• [Part of a data file]
★ ★ ★
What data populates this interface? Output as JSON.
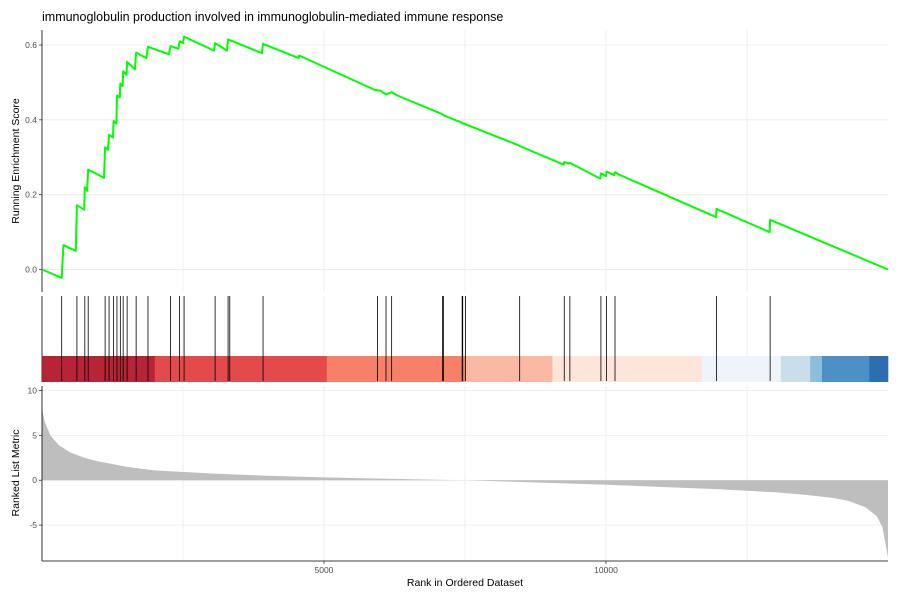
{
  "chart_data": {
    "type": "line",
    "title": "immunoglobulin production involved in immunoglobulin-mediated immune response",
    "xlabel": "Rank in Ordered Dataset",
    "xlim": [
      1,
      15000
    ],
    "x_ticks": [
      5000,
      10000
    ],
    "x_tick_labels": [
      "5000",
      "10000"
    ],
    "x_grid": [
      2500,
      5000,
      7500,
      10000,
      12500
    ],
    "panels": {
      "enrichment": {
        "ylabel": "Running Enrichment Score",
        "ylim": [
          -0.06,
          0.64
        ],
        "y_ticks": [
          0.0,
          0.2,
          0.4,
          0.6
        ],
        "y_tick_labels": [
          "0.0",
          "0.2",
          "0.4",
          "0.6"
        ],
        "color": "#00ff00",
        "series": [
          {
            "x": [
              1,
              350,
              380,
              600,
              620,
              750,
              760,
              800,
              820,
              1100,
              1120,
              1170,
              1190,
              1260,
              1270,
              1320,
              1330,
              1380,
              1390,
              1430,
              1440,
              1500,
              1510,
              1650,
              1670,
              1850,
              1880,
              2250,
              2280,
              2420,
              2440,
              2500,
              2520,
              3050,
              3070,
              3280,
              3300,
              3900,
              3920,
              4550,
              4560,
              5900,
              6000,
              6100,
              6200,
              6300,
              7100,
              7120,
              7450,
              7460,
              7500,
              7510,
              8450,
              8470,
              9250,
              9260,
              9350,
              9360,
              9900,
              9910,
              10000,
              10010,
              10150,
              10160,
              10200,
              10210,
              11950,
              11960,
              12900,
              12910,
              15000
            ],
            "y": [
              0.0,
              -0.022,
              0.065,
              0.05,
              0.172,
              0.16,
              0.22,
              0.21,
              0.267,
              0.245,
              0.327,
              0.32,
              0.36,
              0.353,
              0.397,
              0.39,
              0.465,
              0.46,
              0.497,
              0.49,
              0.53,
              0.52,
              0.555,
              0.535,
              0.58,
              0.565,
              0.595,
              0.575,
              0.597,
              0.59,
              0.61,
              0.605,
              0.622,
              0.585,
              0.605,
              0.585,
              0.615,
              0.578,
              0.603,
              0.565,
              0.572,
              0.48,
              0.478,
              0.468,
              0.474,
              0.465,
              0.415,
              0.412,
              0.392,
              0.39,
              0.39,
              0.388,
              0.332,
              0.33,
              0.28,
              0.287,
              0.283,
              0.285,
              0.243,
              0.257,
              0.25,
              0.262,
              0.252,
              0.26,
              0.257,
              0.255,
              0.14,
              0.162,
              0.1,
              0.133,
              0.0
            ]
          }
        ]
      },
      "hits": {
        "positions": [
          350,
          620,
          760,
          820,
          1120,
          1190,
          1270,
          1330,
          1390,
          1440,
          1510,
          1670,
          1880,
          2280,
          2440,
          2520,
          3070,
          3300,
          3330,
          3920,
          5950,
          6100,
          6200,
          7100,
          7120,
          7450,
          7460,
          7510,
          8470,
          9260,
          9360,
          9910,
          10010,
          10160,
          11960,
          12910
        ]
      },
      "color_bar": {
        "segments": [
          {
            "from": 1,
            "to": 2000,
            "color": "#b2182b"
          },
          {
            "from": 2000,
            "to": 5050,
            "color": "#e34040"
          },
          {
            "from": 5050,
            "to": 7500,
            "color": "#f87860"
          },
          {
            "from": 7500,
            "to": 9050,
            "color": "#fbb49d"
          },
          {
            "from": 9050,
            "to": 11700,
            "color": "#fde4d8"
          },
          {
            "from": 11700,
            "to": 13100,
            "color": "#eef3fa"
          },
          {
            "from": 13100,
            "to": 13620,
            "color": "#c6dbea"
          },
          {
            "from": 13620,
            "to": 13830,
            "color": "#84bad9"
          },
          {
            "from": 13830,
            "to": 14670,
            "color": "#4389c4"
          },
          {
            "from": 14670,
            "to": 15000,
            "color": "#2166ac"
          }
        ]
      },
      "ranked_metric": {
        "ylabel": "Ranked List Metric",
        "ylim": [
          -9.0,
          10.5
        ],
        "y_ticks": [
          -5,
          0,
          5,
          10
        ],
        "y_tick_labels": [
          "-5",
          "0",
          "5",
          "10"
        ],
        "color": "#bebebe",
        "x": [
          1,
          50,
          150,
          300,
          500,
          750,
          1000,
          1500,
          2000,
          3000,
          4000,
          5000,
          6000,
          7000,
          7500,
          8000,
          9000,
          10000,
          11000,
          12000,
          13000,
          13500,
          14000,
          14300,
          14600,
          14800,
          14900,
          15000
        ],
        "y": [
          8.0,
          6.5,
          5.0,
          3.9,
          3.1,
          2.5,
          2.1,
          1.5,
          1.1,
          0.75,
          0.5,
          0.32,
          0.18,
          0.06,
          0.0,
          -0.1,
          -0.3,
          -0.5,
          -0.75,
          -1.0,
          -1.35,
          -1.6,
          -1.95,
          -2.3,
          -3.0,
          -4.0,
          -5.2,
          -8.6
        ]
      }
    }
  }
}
★ ★ ★
Report each line in the preceding entries that holds the string "ylabel".

• [Result]
        "ylabel": "Running Enrichment Score",
        "ylabel": "Ranked List Metric",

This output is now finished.